- [Directions for this task]:
Count how many lines contain the word "label". Please give only the number.

- [Material supplied]:

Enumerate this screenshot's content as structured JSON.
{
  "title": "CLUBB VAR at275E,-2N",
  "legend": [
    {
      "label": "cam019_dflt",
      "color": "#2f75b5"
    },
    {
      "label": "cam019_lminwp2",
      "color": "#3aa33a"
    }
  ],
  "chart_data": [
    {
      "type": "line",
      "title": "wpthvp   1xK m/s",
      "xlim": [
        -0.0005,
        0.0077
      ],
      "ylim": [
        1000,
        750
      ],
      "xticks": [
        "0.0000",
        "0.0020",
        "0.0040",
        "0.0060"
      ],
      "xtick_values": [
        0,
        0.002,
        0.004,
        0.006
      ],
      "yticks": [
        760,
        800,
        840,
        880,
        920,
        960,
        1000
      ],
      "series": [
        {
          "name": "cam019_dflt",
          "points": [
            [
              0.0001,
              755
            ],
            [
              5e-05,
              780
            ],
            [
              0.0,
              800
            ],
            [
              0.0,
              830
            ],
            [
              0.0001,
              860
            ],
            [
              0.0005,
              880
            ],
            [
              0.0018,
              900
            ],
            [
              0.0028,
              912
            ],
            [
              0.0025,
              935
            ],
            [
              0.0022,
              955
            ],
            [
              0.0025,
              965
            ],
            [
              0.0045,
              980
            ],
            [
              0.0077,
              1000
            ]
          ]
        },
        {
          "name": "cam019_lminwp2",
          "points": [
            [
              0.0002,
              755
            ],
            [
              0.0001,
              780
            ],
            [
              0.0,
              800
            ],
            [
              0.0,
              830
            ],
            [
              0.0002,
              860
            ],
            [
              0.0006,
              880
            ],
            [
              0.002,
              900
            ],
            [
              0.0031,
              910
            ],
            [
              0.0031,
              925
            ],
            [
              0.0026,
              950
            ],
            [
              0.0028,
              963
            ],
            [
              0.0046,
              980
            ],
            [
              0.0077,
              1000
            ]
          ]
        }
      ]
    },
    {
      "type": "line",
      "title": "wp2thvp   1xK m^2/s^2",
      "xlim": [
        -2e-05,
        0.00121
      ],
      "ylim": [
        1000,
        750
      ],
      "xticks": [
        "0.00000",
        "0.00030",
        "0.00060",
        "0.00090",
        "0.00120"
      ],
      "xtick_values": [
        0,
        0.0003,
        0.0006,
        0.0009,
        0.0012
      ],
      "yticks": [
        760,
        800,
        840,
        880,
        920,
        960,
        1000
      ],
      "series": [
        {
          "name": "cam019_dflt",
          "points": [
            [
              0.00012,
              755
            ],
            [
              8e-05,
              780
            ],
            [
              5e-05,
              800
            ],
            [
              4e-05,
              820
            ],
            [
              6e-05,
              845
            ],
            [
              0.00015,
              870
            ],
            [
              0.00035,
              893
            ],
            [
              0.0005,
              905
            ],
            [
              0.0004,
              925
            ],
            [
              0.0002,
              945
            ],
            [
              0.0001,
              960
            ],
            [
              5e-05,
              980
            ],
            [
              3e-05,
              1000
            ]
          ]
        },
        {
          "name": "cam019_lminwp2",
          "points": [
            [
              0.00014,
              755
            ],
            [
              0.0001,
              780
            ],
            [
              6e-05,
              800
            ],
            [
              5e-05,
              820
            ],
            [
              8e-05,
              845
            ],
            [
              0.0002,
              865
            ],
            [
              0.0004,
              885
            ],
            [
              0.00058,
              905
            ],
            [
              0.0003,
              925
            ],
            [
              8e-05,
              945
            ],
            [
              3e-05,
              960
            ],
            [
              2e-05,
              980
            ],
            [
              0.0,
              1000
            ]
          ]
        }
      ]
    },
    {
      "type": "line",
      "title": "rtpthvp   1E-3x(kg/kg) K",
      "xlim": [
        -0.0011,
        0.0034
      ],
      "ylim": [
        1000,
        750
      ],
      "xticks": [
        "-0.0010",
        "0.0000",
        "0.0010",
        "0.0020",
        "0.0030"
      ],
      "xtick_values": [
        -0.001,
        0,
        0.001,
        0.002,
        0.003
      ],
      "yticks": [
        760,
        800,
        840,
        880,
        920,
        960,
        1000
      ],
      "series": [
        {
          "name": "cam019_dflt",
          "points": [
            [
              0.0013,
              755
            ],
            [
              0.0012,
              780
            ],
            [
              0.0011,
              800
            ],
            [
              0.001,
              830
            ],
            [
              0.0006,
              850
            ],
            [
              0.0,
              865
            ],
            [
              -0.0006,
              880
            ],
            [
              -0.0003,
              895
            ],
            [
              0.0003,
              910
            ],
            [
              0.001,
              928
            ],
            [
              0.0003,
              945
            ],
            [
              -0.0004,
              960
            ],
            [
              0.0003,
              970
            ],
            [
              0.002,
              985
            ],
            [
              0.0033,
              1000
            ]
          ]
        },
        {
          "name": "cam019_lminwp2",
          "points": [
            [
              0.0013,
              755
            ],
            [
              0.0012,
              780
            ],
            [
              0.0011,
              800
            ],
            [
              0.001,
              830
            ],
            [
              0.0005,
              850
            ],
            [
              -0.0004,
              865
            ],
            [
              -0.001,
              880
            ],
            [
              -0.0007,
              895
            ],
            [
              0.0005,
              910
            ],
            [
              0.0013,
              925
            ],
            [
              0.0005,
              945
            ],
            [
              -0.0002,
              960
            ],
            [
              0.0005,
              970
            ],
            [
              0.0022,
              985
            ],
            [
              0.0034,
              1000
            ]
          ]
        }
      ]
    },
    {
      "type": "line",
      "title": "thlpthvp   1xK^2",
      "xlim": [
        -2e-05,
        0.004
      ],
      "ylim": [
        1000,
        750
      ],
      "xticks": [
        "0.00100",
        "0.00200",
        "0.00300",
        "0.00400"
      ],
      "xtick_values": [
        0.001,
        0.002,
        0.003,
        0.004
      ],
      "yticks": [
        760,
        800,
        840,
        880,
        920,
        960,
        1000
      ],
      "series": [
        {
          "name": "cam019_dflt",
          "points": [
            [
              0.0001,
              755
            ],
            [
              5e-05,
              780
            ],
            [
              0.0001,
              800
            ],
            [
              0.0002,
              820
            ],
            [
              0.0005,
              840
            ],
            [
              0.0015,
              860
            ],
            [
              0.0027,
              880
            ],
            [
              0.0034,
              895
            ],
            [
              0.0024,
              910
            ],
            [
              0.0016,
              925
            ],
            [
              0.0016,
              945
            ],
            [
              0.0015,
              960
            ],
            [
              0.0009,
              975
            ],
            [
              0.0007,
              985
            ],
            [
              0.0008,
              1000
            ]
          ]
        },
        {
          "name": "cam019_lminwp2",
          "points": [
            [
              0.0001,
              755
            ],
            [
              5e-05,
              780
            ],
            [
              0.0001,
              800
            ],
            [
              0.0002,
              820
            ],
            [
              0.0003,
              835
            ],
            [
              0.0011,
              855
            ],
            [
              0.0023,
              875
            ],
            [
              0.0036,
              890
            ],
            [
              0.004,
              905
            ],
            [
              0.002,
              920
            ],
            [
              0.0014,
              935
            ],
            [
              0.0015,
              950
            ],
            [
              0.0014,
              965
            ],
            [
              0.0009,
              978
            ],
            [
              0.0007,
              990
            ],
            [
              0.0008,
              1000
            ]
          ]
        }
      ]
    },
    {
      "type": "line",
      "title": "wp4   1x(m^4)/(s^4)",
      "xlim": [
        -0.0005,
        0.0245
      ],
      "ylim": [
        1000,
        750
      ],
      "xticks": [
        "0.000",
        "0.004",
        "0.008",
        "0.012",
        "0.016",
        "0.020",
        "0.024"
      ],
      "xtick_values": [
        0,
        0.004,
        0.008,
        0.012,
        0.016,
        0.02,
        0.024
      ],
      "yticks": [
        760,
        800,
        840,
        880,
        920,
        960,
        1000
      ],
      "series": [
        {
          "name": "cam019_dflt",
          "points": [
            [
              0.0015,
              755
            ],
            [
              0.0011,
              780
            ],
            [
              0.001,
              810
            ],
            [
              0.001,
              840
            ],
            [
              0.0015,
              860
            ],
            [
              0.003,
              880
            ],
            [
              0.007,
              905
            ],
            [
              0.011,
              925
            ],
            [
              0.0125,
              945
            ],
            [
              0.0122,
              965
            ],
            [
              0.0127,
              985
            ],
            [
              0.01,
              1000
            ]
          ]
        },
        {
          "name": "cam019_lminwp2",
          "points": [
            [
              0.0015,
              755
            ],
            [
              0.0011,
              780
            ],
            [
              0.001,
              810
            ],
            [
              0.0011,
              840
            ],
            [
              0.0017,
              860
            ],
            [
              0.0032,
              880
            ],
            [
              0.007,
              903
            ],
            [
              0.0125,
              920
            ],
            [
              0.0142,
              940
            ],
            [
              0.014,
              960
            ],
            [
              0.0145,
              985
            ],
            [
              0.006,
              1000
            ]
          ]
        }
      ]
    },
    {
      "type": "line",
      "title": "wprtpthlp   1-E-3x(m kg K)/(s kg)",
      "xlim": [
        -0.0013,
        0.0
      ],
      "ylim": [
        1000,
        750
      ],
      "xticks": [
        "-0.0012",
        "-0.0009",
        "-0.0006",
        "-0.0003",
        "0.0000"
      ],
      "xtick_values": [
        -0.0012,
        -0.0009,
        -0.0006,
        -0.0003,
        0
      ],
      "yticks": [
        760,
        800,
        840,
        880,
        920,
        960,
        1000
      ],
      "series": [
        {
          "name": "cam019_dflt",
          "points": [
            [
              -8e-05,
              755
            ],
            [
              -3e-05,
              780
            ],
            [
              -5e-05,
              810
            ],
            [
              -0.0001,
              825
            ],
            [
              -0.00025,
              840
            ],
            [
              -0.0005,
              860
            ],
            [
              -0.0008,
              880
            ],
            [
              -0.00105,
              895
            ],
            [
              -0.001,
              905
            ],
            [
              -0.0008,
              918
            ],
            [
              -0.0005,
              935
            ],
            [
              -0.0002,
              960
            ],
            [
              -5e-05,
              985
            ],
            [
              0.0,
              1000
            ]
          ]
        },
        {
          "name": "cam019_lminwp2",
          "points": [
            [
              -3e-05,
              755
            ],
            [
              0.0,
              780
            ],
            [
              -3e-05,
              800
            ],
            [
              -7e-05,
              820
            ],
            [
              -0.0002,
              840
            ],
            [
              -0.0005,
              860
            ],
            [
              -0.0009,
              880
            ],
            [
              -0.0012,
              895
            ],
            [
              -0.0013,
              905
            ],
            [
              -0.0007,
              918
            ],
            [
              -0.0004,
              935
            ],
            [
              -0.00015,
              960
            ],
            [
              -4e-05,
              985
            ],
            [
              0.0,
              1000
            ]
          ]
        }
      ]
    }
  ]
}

- [Response below]:
2